** OBJECTIVE **
Verbatim output of all the material below is required.
%%
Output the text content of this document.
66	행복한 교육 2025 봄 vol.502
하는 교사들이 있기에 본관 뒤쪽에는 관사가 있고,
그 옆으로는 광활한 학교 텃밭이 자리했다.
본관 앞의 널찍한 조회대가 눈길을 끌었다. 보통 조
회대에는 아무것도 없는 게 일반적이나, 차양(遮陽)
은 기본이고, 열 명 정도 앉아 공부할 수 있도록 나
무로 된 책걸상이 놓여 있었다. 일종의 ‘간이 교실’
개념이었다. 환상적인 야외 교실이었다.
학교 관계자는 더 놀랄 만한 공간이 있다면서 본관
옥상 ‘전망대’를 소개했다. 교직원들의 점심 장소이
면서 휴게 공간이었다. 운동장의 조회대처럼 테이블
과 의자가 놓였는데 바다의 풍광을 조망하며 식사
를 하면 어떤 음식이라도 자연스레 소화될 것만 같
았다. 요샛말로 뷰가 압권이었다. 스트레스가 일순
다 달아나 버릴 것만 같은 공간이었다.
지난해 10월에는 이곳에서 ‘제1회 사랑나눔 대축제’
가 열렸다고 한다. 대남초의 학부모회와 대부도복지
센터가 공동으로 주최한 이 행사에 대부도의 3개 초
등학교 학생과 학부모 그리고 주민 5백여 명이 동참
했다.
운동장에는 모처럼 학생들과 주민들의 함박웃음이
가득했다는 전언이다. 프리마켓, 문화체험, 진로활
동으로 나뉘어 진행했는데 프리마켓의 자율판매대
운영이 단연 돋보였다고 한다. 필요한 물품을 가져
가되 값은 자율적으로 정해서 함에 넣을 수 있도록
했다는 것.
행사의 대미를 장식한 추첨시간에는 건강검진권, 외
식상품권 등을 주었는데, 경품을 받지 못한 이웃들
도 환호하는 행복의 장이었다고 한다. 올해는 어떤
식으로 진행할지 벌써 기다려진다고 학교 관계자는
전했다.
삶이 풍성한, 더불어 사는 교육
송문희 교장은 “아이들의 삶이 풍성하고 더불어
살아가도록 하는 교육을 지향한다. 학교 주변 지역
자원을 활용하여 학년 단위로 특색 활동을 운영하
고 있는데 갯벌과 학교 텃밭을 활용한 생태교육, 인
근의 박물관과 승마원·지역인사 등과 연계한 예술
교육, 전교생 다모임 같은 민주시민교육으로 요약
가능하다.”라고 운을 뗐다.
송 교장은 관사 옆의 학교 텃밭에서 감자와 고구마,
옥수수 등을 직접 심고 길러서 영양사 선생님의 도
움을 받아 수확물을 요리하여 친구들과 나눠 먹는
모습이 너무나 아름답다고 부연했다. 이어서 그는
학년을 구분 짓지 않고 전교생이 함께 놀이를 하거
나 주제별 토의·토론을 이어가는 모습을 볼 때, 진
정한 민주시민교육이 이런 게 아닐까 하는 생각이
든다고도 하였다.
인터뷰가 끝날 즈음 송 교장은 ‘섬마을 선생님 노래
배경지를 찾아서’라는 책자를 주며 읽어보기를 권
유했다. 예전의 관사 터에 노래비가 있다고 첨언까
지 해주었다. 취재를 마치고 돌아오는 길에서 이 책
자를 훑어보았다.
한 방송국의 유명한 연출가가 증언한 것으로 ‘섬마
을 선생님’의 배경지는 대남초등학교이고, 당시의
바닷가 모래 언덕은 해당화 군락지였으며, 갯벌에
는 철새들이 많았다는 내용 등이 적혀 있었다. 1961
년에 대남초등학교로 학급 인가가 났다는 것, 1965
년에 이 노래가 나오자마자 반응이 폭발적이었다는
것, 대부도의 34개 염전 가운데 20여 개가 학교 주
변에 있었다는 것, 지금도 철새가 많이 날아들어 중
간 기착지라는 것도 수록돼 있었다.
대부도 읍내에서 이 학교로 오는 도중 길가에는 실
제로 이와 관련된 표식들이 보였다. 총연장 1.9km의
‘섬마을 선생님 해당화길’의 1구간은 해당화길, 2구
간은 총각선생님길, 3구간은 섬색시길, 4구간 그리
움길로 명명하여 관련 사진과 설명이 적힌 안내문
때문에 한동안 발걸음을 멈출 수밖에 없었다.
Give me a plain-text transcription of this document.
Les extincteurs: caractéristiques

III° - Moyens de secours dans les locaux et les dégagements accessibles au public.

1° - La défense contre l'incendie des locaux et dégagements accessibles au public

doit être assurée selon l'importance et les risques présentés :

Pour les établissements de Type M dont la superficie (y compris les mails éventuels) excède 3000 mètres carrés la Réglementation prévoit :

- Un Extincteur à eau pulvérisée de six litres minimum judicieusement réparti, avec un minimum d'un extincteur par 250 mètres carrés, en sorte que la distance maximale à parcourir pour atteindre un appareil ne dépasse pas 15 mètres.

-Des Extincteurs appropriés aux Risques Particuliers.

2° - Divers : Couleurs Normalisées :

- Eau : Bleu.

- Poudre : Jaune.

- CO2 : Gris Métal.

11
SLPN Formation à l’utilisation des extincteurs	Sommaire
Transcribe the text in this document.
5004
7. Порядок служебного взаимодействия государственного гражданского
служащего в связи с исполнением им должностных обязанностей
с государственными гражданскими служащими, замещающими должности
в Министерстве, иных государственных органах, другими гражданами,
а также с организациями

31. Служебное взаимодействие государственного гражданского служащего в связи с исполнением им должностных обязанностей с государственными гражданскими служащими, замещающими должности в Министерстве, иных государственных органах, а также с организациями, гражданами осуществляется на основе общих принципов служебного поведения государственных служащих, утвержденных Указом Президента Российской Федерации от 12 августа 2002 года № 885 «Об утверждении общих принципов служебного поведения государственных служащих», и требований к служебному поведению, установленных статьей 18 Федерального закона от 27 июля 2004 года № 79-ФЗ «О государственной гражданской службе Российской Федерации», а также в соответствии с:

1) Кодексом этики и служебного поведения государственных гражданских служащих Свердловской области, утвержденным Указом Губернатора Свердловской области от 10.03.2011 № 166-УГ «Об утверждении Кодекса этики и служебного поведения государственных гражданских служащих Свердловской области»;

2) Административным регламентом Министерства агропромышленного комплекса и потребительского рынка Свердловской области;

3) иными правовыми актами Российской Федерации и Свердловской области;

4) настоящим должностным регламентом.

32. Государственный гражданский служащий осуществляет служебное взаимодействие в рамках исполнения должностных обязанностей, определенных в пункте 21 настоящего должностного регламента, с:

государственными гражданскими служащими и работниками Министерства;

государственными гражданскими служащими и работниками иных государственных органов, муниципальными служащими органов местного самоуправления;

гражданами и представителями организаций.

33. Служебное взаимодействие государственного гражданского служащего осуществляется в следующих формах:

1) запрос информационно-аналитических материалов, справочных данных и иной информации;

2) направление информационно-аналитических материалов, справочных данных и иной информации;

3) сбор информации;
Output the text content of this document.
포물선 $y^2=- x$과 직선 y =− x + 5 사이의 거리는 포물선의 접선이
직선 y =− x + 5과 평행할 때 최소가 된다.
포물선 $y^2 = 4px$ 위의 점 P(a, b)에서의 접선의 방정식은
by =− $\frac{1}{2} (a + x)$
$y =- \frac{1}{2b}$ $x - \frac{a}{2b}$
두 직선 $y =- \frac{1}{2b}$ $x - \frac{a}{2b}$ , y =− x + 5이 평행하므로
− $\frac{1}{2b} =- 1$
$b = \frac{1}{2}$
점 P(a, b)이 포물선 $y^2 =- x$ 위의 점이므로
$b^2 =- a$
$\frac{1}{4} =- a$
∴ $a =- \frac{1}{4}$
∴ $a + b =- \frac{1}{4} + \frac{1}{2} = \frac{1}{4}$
%%
** EXERCISE OUTPUT **
Output the text content of this document.
66	행복한 교육 2025 봄 vol.502
하는 교사들이 있기에 본관 뒤쪽에는 관사가 있고,
그 옆으로는 광활한 학교 텃밭이 자리했다.
본관 앞의 널찍한 조회대가 눈길을 끌었다. 보통 조
회대에는 아무것도 없는 게 일반적이나, 차양(遮陽)
은 기본이고, 열 명 정도 앉아 공부할 수 있도록 나
무로 된 책걸상이 놓여 있었다. 일종의 ‘간이 교실’
개념이었다. 환상적인 야외 교실이었다.
학교 관계자는 더 놀랄 만한 공간이 있다면서 본관
옥상 ‘전망대’를 소개했다. 교직원들의 점심 장소이
면서 휴게 공간이었다. 운동장의 조회대처럼 테이블
과 의자가 놓였는데 바다의 풍광을 조망하며 식사
를 하면 어떤 음식이라도 자연스레 소화될 것만 같
았다. 요샛말로 뷰가 압권이었다. 스트레스가 일순
다 달아나 버릴 것만 같은 공간이었다.
지난해 10월에는 이곳에서 ‘제1회 사랑나눔 대축제’
가 열렸다고 한다. 대남초의 학부모회와 대부도복지
센터가 공동으로 주최한 이 행사에 대부도의 3개 초
등학교 학생과 학부모 그리고 주민 5백여 명이 동참
했다.
운동장에는 모처럼 학생들과 주민들의 함박웃음이
가득했다는 전언이다. 프리마켓, 문화체험, 진로활
동으로 나뉘어 진행했는데 프리마켓의 자율판매대
운영이 단연 돋보였다고 한다. 필요한 물품을 가져
가되 값은 자율적으로 정해서 함에 넣을 수 있도록
했다는 것.
행사의 대미를 장식한 추첨시간에는 건강검진권, 외
식상품권 등을 주었는데, 경품을 받지 못한 이웃들
도 환호하는 행복의 장이었다고 한다. 올해는 어떤
식으로 진행할지 벌써 기다려진다고 학교 관계자는
전했다.
삶이 풍성한, 더불어 사는 교육
송문희 교장은 “아이들의 삶이 풍성하고 더불어
살아가도록 하는 교육을 지향한다. 학교 주변 지역
자원을 활용하여 학년 단위로 특색 활동을 운영하
고 있는데 갯벌과 학교 텃밭을 활용한 생태교육, 인
근의 박물관과 승마원·지역인사 등과 연계한 예술
교육, 전교생 다모임 같은 민주시민교육으로 요약
가능하다.”라고 운을 뗐다.
송 교장은 관사 옆의 학교 텃밭에서 감자와 고구마,
옥수수 등을 직접 심고 길러서 영양사 선생님의 도
움을 받아 수확물을 요리하여 친구들과 나눠 먹는
모습이 너무나 아름답다고 부연했다. 이어서 그는
학년을 구분 짓지 않고 전교생이 함께 놀이를 하거
나 주제별 토의·토론을 이어가는 모습을 볼 때, 진
정한 민주시민교육이 이런 게 아닐까 하는 생각이
든다고도 하였다.
인터뷰가 끝날 즈음 송 교장은 ‘섬마을 선생님 노래
배경지를 찾아서’라는 책자를 주며 읽어보기를 권
유했다. 예전의 관사 터에 노래비가 있다고 첨언까
지 해주었다. 취재를 마치고 돌아오는 길에서 이 책
자를 훑어보았다.
한 방송국의 유명한 연출가가 증언한 것으로 ‘섬마
을 선생님’의 배경지는 대남초등학교이고, 당시의
바닷가 모래 언덕은 해당화 군락지였으며, 갯벌에
는 철새들이 많았다는 내용 등이 적혀 있었다. 1961
년에 대남초등학교로 학급 인가가 났다는 것, 1965
년에 이 노래가 나오자마자 반응이 폭발적이었다는
것, 대부도의 34개 염전 가운데 20여 개가 학교 주
변에 있었다는 것, 지금도 철새가 많이 날아들어 중
간 기착지라는 것도 수록돼 있었다.
대부도 읍내에서 이 학교로 오는 도중 길가에는 실
제로 이와 관련된 표식들이 보였다. 총연장 1.9km의
‘섬마을 선생님 해당화길’의 1구간은 해당화길, 2구
간은 총각선생님길, 3구간은 섬색시길, 4구간 그리
움길로 명명하여 관련 사진과 설명이 적힌 안내문
때문에 한동안 발걸음을 멈출 수밖에 없었다.
Give me a plain-text transcription of this document.
Les extincteurs: caractéristiques

III° - Moyens de secours dans les locaux et les dégagements accessibles au public.

1° - La défense contre l'incendie des locaux et dégagements accessibles au public

doit être assurée selon l'importance et les risques présentés :

Pour les établissements de Type M dont la superficie (y compris les mails éventuels) excède 3000 mètres carrés la Réglementation prévoit :

- Un Extincteur à eau pulvérisée de six litres minimum judicieusement réparti, avec un minimum d'un extincteur par 250 mètres carrés, en sorte que la distance maximale à parcourir pour atteindre un appareil ne dépasse pas 15 mètres.

-Des Extincteurs appropriés aux Risques Particuliers.

2° - Divers : Couleurs Normalisées :

- Eau : Bleu.

- Poudre : Jaune.

- CO2 : Gris Métal.

11
SLPN Formation à l’utilisation des extincteurs	Sommaire
Transcribe the text in this document.
5004
7. Порядок служебного взаимодействия государственного гражданского
служащего в связи с исполнением им должностных обязанностей
с государственными гражданскими служащими, замещающими должности
в Министерстве, иных государственных органах, другими гражданами,
а также с организациями

31. Служебное взаимодействие государственного гражданского служащего в связи с исполнением им должностных обязанностей с государственными гражданскими служащими, замещающими должности в Министерстве, иных государственных органах, а также с организациями, гражданами осуществляется на основе общих принципов служебного поведения государственных служащих, утвержденных Указом Президента Российской Федерации от 12 августа 2002 года № 885 «Об утверждении общих принципов служебного поведения государственных служащих», и требований к служебному поведению, установленных статьей 18 Федерального закона от 27 июля 2004 года № 79-ФЗ «О государственной гражданской службе Российской Федерации», а также в соответствии с:

1) Кодексом этики и служебного поведения государственных гражданских служащих Свердловской области, утвержденным Указом Губернатора Свердловской области от 10.03.2011 № 166-УГ «Об утверждении Кодекса этики и служебного поведения государственных гражданских служащих Свердловской области»;

2) Административным регламентом Министерства агропромышленного комплекса и потребительского рынка Свердловской области;

3) иными правовыми актами Российской Федерации и Свердловской области;

4) настоящим должностным регламентом.

32. Государственный гражданский служащий осуществляет служебное взаимодействие в рамках исполнения должностных обязанностей, определенных в пункте 21 настоящего должностного регламента, с:

государственными гражданскими служащими и работниками Министерства;

государственными гражданскими служащими и работниками иных государственных органов, муниципальными служащими органов местного самоуправления;

гражданами и представителями организаций.

33. Служебное взаимодействие государственного гражданского служащего осуществляется в следующих формах:

1) запрос информационно-аналитических материалов, справочных данных и иной информации;

2) направление информационно-аналитических материалов, справочных данных и иной информации;

3) сбор информации;
Output the text content of this document.
포물선 $y^2=- x$과 직선 y =− x + 5 사이의 거리는 포물선의 접선이
직선 y =− x + 5과 평행할 때 최소가 된다.
포물선 $y^2 = 4px$ 위의 점 P(a, b)에서의 접선의 방정식은
by =− $\frac{1}{2} (a + x)$
$y =- \frac{1}{2b}$ $x - \frac{a}{2b}$
두 직선 $y =- \frac{1}{2b}$ $x - \frac{a}{2b}$ , y =− x + 5이 평행하므로
− $\frac{1}{2b} =- 1$
$b = \frac{1}{2}$
점 P(a, b)이 포물선 $y^2 =- x$ 위의 점이므로
$b^2 =- a$
$\frac{1}{4} =- a$
∴ $a =- \frac{1}{4}$
∴ $a + b =- \frac{1}{4} + \frac{1}{2} = \frac{1}{4}$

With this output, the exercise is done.